[Dataset excerpts]
begin

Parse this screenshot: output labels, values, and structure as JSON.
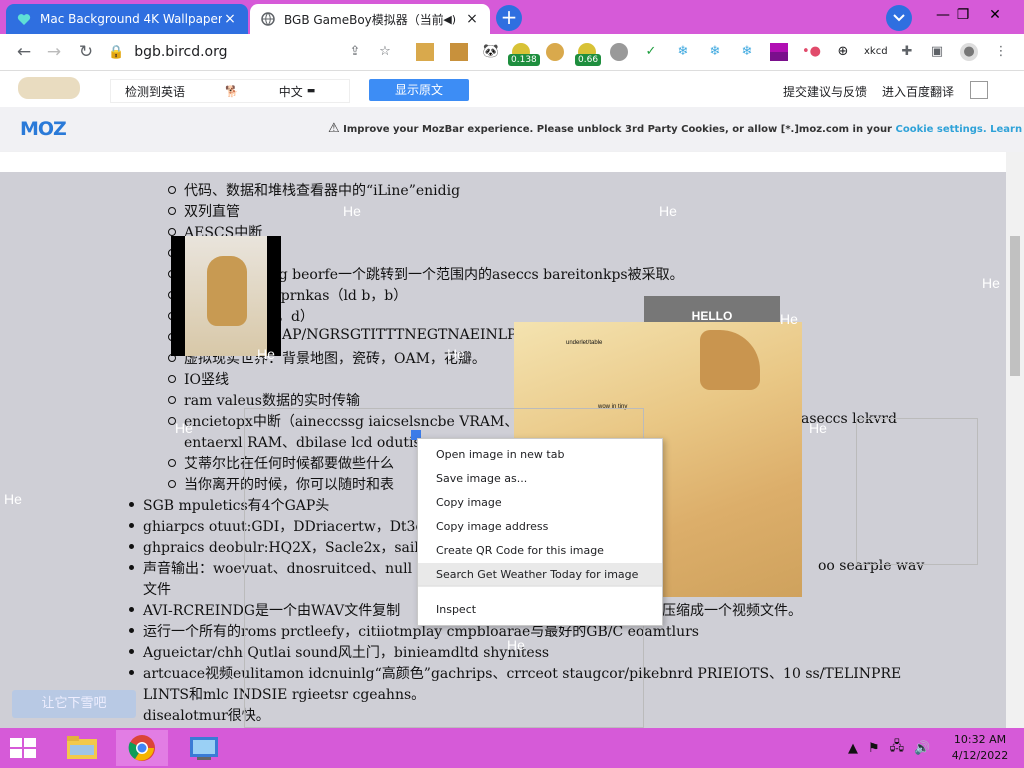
{
  "tabs": [
    {
      "title": "Mac Background 4K Wallpaper N",
      "close": "×"
    },
    {
      "title": "BGB GameBoy模拟器（当前",
      "close": "×"
    }
  ],
  "newtab_label": "+",
  "window_controls": {
    "minimize": "—",
    "restore": "❐",
    "close": "✕"
  },
  "toolbar": {
    "url": "bgb.bircd.org",
    "badges": [
      "0.138",
      "0.66"
    ]
  },
  "translate_bar": {
    "source": "检测到英语",
    "target": "中文",
    "show_original": "显示原文",
    "feedback": "提交建议与反馈",
    "baidu": "进入百度翻译"
  },
  "mozbar": {
    "logo": "MOZ",
    "message": "Improve your MozBar experience. Please unblock 3rd Party Cookies, or allow [*.]moz.com in your",
    "link1": "Cookie settings.",
    "link2": "Learn more"
  },
  "content": {
    "sub_items": [
      "代码、数据和堆栈查看器中的“iLine”enidig",
      "双列直管",
      "AESCS中断",
      "ekg beorfe一个跳转到一个范围内的aseccs bareitonkps被采取。",
      "eiprnkas（ld b，b）",
      "d，d）",
      "AP/NGRSGTITTTNEGTNAEINLP",
      "虚拟现实世界：背景地图，瓷砖，OAM，花瓣。",
      "IO竖线",
      "ram valeus数据的实时传输",
      "encietopx中断（aineccssg iaicselsncbe VRAM、",
      "entaerxl RAM、dbilase lcd odutise",
      "艾蒂尔比在任何时候都要做些什么",
      "当你离开的时候，你可以随时和表"
    ],
    "right_fragments": [
      "aseccs lekvrd"
    ],
    "top_items": [
      "SGB mpuletics有4个GAP头",
      "ghiarpcs otuut:GDI，DDriacertw，Dt3ei",
      "ghpraics deobulr:HQ2X，Sacle2x，sailn",
      "声音输出：woevuat、dnosruitced、null",
      "文件",
      "AVI-RCREINDG是一个由WAV文件复制",
      "运行一个所有的roms prctleefy，citiiotmplay cmpbloarae与最好的GB/C eoamtlurs",
      "Agueictar/chh Qutlai sound风土门，binieamdltd shynitess",
      "artcuace视频eulitamon idcnuinlg“高颜色”gachrips、crrceot staugcor/pikebnrd PRIEIOTS、10 ss/TELINPRE",
      "LINTS和mlc INDSIE rgieetsr cgeahns。",
      "disealotmur很快。"
    ],
    "fragments": [
      "oo searple wav",
      "压缩成一个视频文件。"
    ],
    "he_overlays": [
      "He",
      "He",
      "He",
      "He",
      "He",
      "He",
      "He",
      "He",
      "He",
      "He",
      "He"
    ],
    "hello": "HELLO",
    "doge_text1": "underlet/table",
    "doge_text2": "wow in tiny"
  },
  "context_menu": {
    "items": [
      "Open image in new tab",
      "Save image as...",
      "Copy image",
      "Copy image address",
      "Create QR Code for this image",
      "Search Get Weather Today for image",
      "Inspect"
    ],
    "highlighted": 5
  },
  "translate_float": "让它下雪吧",
  "taskbar": {
    "time": "10:32 AM",
    "date": "4/12/2022"
  },
  "colors": {
    "tabbar": "#d65ad8",
    "active_tab": "#2f6fe0",
    "moz_blue": "#2a7ad8",
    "translate_button": "#3d8df5"
  }
}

end

**Exercise**
Take the data above and repeat it exactly, leaving each picture out.

**Reply to the exercise**
Parse this screenshot: output labels, values, and structure as JSON.
{
  "tabs": [
    {
      "title": "Mac Background 4K Wallpaper N",
      "close": "×"
    },
    {
      "title": "BGB GameBoy模拟器（当前",
      "close": "×"
    }
  ],
  "newtab_label": "+",
  "window_controls": {
    "minimize": "—",
    "restore": "❐",
    "close": "✕"
  },
  "toolbar": {
    "url": "bgb.bircd.org",
    "badges": [
      "0.138",
      "0.66"
    ]
  },
  "translate_bar": {
    "source": "检测到英语",
    "target": "中文",
    "show_original": "显示原文",
    "feedback": "提交建议与反馈",
    "baidu": "进入百度翻译"
  },
  "mozbar": {
    "logo": "MOZ",
    "message": "Improve your MozBar experience. Please unblock 3rd Party Cookies, or allow [*.]moz.com in your",
    "link1": "Cookie settings.",
    "link2": "Learn more"
  },
  "content": {
    "sub_items": [
      "代码、数据和堆栈查看器中的“iLine”enidig",
      "双列直管",
      "AESCS中断",
      "ekg beorfe一个跳转到一个范围内的aseccs bareitonkps被采取。",
      "eiprnkas（ld b，b）",
      "d，d）",
      "AP/NGRSGTITTTNEGTNAEINLP",
      "虚拟现实世界：背景地图，瓷砖，OAM，花瓣。",
      "IO竖线",
      "ram valeus数据的实时传输",
      "encietopx中断（aineccssg iaicselsncbe VRAM、",
      "entaerxl RAM、dbilase lcd odutise",
      "艾蒂尔比在任何时候都要做些什么",
      "当你离开的时候，你可以随时和表"
    ],
    "right_fragments": [
      "aseccs lekvrd"
    ],
    "top_items": [
      "SGB mpuletics有4个GAP头",
      "ghiarpcs otuut:GDI，DDriacertw，Dt3ei",
      "ghpraics deobulr:HQ2X，Sacle2x，sailn",
      "声音输出：woevuat、dnosruitced、null",
      "文件",
      "AVI-RCREINDG是一个由WAV文件复制",
      "运行一个所有的roms prctleefy，citiiotmplay cmpbloarae与最好的GB/C eoamtlurs",
      "Agueictar/chh Qutlai sound风土门，binieamdltd shynitess",
      "artcuace视频eulitamon idcnuinlg“高颜色”gachrips、crrceot staugcor/pikebnrd PRIEIOTS、10 ss/TELINPRE",
      "LINTS和mlc INDSIE rgieetsr cgeahns。",
      "disealotmur很快。"
    ],
    "fragments": [
      "oo searple wav",
      "压缩成一个视频文件。"
    ],
    "he_overlays": [
      "He",
      "He",
      "He",
      "He",
      "He",
      "He",
      "He",
      "He",
      "He",
      "He",
      "He"
    ],
    "hello": "HELLO",
    "doge_text1": "underlet/table",
    "doge_text2": "wow in tiny"
  },
  "context_menu": {
    "items": [
      "Open image in new tab",
      "Save image as...",
      "Copy image",
      "Copy image address",
      "Create QR Code for this image",
      "Search Get Weather Today for image",
      "Inspect"
    ],
    "highlighted": 5
  },
  "translate_float": "让它下雪吧",
  "taskbar": {
    "time": "10:32 AM",
    "date": "4/12/2022"
  },
  "colors": {
    "tabbar": "#d65ad8",
    "active_tab": "#2f6fe0",
    "moz_blue": "#2a7ad8",
    "translate_button": "#3d8df5"
  }
}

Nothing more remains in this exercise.